**Task brief:** Filter these entries, keeping only lines that hold the word "crosses".

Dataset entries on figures

>>>>

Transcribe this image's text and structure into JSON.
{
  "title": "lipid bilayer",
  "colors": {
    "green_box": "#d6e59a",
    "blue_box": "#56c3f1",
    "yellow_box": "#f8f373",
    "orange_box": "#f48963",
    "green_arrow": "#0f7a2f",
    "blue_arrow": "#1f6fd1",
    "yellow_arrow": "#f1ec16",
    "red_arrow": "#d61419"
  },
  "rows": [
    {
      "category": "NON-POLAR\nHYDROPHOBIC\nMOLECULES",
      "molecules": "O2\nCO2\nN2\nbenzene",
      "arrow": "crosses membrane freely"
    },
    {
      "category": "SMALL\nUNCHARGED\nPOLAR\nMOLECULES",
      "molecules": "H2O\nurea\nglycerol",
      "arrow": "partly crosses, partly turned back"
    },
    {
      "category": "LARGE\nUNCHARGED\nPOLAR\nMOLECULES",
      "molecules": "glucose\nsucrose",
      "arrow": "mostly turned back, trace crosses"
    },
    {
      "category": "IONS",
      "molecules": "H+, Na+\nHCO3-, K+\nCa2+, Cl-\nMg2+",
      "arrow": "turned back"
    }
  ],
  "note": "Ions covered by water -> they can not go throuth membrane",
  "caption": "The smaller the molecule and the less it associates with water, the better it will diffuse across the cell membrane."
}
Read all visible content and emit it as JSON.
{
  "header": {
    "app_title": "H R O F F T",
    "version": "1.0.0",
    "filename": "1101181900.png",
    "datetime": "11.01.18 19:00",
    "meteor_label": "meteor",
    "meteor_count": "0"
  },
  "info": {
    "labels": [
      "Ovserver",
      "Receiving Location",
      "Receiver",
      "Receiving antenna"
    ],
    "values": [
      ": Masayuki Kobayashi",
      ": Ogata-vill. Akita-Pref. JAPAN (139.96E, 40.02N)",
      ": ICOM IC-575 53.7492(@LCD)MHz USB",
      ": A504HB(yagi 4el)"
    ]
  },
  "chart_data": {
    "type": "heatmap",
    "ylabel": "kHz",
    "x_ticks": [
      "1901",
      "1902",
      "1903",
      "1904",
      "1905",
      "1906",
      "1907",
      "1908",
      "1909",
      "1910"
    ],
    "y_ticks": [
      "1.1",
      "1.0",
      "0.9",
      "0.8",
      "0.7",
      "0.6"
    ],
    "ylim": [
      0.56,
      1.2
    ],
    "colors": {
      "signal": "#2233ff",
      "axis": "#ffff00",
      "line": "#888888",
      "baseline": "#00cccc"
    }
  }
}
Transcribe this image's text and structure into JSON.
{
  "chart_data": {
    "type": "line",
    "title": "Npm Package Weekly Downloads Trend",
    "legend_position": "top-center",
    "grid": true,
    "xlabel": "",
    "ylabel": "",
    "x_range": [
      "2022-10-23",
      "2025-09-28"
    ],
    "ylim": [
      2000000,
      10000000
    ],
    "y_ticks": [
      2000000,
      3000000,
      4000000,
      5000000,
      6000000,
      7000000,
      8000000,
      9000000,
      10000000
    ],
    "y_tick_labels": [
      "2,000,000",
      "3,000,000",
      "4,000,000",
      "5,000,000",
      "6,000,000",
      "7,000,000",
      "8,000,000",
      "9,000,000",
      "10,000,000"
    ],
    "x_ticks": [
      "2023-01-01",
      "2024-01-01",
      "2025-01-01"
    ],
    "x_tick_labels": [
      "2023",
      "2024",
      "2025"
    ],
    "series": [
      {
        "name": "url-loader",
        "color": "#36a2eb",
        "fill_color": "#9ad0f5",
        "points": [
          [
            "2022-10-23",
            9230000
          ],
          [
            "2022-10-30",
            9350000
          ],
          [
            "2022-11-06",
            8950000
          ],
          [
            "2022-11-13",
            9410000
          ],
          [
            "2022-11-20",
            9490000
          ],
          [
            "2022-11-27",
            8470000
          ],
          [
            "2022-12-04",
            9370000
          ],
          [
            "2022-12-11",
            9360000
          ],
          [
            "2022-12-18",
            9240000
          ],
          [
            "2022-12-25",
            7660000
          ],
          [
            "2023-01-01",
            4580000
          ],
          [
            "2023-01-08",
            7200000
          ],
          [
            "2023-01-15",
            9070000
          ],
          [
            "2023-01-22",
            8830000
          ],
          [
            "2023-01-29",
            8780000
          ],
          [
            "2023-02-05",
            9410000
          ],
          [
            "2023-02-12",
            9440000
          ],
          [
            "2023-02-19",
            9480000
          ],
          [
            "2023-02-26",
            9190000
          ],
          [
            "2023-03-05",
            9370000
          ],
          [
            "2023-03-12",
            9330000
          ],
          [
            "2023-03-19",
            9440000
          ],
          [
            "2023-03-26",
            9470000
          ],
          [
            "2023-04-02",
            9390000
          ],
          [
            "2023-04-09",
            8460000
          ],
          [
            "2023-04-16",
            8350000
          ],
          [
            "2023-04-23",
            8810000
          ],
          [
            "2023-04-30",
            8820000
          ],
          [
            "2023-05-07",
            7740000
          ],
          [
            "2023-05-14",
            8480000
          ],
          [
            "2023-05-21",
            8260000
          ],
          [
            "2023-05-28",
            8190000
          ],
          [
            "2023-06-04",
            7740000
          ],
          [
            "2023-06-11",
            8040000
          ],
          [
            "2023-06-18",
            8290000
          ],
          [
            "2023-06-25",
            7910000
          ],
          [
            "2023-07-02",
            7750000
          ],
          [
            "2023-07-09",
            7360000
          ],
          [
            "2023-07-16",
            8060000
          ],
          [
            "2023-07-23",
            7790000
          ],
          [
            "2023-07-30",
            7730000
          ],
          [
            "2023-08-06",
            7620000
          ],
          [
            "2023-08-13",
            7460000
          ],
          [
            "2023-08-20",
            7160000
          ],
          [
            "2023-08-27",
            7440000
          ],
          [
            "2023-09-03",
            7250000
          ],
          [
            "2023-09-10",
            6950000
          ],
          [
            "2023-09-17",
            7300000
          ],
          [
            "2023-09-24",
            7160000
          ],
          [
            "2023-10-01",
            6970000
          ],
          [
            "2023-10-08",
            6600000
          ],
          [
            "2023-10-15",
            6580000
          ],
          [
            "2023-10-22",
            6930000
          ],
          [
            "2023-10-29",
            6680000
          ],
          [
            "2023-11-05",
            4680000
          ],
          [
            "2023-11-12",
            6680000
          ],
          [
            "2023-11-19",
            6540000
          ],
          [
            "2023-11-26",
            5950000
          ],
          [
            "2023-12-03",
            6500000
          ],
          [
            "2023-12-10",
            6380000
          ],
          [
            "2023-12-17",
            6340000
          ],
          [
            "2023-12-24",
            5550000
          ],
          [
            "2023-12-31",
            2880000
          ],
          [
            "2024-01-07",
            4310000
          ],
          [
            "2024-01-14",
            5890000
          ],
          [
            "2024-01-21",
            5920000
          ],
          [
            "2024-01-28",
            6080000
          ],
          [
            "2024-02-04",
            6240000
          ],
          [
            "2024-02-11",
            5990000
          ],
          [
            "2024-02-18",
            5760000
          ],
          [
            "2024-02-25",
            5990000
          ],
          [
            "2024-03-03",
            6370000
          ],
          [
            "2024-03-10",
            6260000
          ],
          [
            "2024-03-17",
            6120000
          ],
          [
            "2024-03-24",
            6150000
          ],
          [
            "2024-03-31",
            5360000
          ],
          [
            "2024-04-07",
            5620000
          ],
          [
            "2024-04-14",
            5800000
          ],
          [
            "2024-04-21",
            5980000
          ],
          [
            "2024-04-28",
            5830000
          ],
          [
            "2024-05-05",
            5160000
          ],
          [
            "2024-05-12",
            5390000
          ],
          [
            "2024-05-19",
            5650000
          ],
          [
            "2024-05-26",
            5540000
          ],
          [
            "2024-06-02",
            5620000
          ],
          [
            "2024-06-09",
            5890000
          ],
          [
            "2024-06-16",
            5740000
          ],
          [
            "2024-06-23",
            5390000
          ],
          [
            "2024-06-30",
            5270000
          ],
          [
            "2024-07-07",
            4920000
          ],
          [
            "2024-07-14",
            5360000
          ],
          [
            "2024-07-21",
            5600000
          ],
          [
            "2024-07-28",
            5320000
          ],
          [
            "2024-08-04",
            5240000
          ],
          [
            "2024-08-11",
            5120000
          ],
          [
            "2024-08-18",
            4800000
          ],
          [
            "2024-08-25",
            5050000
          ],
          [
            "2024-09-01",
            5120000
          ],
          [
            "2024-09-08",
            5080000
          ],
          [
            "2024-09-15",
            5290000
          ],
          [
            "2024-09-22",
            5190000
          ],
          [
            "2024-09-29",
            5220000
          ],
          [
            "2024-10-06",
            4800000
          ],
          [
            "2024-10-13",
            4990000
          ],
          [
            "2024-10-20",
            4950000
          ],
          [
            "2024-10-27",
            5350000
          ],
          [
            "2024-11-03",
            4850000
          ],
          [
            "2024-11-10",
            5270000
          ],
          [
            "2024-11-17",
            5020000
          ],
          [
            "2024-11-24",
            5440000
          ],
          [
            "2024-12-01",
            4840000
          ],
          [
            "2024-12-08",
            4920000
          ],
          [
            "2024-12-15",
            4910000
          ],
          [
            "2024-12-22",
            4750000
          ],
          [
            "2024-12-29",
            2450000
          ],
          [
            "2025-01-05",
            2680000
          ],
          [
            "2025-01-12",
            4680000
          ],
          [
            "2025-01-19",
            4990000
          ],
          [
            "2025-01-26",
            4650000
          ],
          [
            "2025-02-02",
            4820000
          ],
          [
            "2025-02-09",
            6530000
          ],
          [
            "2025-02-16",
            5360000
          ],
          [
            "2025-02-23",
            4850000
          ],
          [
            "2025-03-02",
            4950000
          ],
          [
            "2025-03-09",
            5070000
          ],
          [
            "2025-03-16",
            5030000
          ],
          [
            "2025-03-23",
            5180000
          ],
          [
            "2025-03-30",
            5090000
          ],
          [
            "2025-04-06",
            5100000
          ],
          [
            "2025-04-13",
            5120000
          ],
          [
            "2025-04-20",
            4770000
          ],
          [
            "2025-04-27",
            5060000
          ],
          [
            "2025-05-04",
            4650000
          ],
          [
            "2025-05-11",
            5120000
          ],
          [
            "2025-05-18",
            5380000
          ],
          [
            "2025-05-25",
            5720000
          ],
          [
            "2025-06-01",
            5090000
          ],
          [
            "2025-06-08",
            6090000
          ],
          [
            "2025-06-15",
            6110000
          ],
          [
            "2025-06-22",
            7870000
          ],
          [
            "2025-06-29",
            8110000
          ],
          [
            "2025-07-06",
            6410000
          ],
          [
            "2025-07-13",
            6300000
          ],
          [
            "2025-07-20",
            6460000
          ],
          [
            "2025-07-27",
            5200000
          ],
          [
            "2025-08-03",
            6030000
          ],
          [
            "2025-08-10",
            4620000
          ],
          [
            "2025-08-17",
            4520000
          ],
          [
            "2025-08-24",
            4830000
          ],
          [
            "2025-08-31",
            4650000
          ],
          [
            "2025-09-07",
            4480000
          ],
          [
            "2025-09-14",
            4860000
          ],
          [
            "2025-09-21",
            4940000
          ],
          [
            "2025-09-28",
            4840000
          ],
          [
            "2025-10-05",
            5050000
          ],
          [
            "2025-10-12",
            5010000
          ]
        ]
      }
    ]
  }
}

<<<<

**Worked answer:**
      "arrow": "crosses membrane freely"
      "arrow": "partly crosses, partly turned back"
      "arrow": "mostly turned back, trace crosses"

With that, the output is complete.